Only the number is wanted: how many lines contain the string "this"?
□ □ □ □ □
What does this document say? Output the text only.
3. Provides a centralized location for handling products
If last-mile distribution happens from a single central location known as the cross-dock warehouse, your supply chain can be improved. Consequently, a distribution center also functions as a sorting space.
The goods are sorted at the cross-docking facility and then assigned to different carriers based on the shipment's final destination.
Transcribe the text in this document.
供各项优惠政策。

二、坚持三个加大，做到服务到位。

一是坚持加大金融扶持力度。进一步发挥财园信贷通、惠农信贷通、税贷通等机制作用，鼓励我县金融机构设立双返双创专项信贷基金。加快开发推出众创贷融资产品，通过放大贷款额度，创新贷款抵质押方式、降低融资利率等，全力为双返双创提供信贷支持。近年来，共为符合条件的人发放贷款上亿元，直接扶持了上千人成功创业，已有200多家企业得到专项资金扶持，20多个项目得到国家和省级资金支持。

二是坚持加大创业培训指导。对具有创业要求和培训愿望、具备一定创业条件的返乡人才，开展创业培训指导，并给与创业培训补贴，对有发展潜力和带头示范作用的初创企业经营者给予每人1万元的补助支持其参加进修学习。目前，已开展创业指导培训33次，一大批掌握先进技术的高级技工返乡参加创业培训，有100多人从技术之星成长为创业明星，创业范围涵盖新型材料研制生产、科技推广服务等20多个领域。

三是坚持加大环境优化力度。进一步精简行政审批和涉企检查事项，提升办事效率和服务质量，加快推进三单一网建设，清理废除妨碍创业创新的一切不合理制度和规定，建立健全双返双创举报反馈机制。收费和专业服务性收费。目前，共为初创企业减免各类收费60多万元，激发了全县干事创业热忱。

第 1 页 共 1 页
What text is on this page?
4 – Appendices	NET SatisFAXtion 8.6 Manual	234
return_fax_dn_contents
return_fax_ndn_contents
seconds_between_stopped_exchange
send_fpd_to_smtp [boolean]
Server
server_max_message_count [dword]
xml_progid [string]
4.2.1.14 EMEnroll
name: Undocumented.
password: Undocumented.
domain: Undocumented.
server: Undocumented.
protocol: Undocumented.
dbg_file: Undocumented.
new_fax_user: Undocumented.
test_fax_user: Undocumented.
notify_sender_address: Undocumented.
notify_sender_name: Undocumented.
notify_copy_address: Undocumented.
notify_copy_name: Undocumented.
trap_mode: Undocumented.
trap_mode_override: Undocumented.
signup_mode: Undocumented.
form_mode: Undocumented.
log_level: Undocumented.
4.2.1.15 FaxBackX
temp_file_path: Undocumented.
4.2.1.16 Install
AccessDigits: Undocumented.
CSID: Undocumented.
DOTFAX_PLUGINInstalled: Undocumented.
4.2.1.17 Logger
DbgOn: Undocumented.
□ □ □ □ □
• _Result below_
3